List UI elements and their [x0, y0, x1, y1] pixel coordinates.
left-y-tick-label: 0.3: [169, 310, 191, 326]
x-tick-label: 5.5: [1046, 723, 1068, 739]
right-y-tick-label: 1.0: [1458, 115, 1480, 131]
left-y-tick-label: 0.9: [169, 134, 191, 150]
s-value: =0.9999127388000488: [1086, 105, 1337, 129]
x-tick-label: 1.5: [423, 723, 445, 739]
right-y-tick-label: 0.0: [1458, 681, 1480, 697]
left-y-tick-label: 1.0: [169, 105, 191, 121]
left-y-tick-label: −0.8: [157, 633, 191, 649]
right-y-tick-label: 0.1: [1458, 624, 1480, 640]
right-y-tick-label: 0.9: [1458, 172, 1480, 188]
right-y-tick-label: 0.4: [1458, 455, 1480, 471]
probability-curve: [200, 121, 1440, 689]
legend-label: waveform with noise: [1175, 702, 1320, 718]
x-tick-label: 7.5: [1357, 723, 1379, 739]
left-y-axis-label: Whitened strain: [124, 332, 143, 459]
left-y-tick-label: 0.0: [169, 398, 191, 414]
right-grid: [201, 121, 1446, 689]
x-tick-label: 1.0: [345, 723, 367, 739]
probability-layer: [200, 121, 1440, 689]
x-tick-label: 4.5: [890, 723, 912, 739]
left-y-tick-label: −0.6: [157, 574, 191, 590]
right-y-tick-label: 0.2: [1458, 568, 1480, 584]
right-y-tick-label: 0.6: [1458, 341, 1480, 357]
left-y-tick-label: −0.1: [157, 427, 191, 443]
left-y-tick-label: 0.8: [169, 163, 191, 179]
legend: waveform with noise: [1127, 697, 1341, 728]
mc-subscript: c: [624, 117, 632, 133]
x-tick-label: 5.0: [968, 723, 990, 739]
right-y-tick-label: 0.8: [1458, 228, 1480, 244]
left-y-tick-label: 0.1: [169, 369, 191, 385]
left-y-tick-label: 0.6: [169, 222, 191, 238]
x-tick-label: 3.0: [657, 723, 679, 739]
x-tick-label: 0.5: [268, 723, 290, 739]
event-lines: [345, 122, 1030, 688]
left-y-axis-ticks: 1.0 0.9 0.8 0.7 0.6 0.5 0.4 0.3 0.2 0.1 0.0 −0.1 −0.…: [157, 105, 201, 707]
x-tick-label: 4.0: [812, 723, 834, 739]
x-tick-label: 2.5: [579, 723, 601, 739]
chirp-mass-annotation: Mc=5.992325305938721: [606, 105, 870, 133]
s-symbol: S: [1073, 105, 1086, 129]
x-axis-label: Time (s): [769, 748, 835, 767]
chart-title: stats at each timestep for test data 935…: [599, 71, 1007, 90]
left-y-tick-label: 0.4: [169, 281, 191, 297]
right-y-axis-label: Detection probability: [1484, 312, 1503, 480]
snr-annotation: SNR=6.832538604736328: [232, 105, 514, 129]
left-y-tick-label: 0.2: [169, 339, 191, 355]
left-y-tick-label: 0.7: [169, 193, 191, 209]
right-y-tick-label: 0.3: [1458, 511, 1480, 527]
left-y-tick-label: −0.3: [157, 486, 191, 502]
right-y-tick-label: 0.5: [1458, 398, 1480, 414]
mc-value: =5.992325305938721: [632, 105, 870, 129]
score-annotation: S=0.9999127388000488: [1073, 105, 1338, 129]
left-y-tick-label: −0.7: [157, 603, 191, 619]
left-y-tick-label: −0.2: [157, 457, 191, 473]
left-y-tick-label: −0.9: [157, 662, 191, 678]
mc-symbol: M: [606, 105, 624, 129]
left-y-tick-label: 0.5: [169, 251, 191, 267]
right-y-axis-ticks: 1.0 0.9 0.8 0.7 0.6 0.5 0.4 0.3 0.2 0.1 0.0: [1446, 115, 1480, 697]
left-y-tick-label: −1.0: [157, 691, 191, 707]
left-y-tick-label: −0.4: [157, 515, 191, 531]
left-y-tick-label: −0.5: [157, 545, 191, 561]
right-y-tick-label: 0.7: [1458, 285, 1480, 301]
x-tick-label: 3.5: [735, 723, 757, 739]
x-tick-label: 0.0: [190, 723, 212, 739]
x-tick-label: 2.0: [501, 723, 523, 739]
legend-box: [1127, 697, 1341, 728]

____

THE REQUEST: Please quote all of the entries above verbatim, keeping every line unchanged.

SOLUTION:
List UI elements and their [x0, y0, x1, y1] pixel coordinates.
left-y-tick-label: 0.3: [169, 310, 191, 326]
x-tick-label: 5.5: [1046, 723, 1068, 739]
right-y-tick-label: 1.0: [1458, 115, 1480, 131]
left-y-tick-label: 0.9: [169, 134, 191, 150]
s-value: =0.9999127388000488: [1086, 105, 1337, 129]
x-tick-label: 1.5: [423, 723, 445, 739]
right-y-tick-label: 0.0: [1458, 681, 1480, 697]
left-y-tick-label: 1.0: [169, 105, 191, 121]
left-y-tick-label: −0.8: [157, 633, 191, 649]
right-y-tick-label: 0.1: [1458, 624, 1480, 640]
right-y-tick-label: 0.9: [1458, 172, 1480, 188]
right-y-tick-label: 0.4: [1458, 455, 1480, 471]
probability-curve: [200, 121, 1440, 689]
legend-label: waveform with noise: [1175, 702, 1320, 718]
x-tick-label: 7.5: [1357, 723, 1379, 739]
left-y-axis-label: Whitened strain: [124, 332, 143, 459]
left-y-tick-label: 0.0: [169, 398, 191, 414]
right-grid: [201, 121, 1446, 689]
x-tick-label: 1.0: [345, 723, 367, 739]
probability-layer: [200, 121, 1440, 689]
x-tick-label: 4.5: [890, 723, 912, 739]
left-y-tick-label: −0.6: [157, 574, 191, 590]
right-y-tick-label: 0.2: [1458, 568, 1480, 584]
right-y-tick-label: 0.6: [1458, 341, 1480, 357]
left-y-tick-label: −0.1: [157, 427, 191, 443]
left-y-tick-label: 0.8: [169, 163, 191, 179]
legend: waveform with noise: [1127, 697, 1341, 728]
mc-subscript: c: [624, 117, 632, 133]
x-tick-label: 5.0: [968, 723, 990, 739]
right-y-tick-label: 0.8: [1458, 228, 1480, 244]
left-y-tick-label: 0.1: [169, 369, 191, 385]
left-y-tick-label: 0.6: [169, 222, 191, 238]
x-tick-label: 3.0: [657, 723, 679, 739]
x-tick-label: 0.5: [268, 723, 290, 739]
event-lines: [345, 122, 1030, 688]
left-y-axis-ticks: 1.0 0.9 0.8 0.7 0.6 0.5 0.4 0.3 0.2 0.1 0.0 −0.1 −0.…: [157, 105, 201, 707]
x-tick-label: 4.0: [812, 723, 834, 739]
x-tick-label: 2.5: [579, 723, 601, 739]
chirp-mass-annotation: Mc=5.992325305938721: [606, 105, 870, 133]
s-symbol: S: [1073, 105, 1086, 129]
x-axis-label: Time (s): [769, 748, 835, 767]
chart-title: stats at each timestep for test data 935…: [599, 71, 1007, 90]
left-y-tick-label: 0.4: [169, 281, 191, 297]
right-y-axis-label: Detection probability: [1484, 312, 1503, 480]
snr-annotation: SNR=6.832538604736328: [232, 105, 514, 129]
left-y-tick-label: 0.2: [169, 339, 191, 355]
left-y-tick-label: 0.7: [169, 193, 191, 209]
right-y-tick-label: 0.3: [1458, 511, 1480, 527]
left-y-tick-label: −0.3: [157, 486, 191, 502]
right-y-tick-label: 0.5: [1458, 398, 1480, 414]
mc-value: =5.992325305938721: [632, 105, 870, 129]
score-annotation: S=0.9999127388000488: [1073, 105, 1338, 129]
left-y-tick-label: −0.7: [157, 603, 191, 619]
left-y-tick-label: −0.2: [157, 457, 191, 473]
left-y-tick-label: −0.9: [157, 662, 191, 678]
mc-symbol: M: [606, 105, 624, 129]
left-y-tick-label: 0.5: [169, 251, 191, 267]
right-y-axis-ticks: 1.0 0.9 0.8 0.7 0.6 0.5 0.4 0.3 0.2 0.1 0.0: [1446, 115, 1480, 697]
left-y-tick-label: −1.0: [157, 691, 191, 707]
left-y-tick-label: −0.4: [157, 515, 191, 531]
left-y-tick-label: −0.5: [157, 545, 191, 561]
right-y-tick-label: 0.7: [1458, 285, 1480, 301]
x-tick-label: 3.5: [735, 723, 757, 739]
x-tick-label: 0.0: [190, 723, 212, 739]
x-tick-label: 2.0: [501, 723, 523, 739]
legend-box: [1127, 697, 1341, 728]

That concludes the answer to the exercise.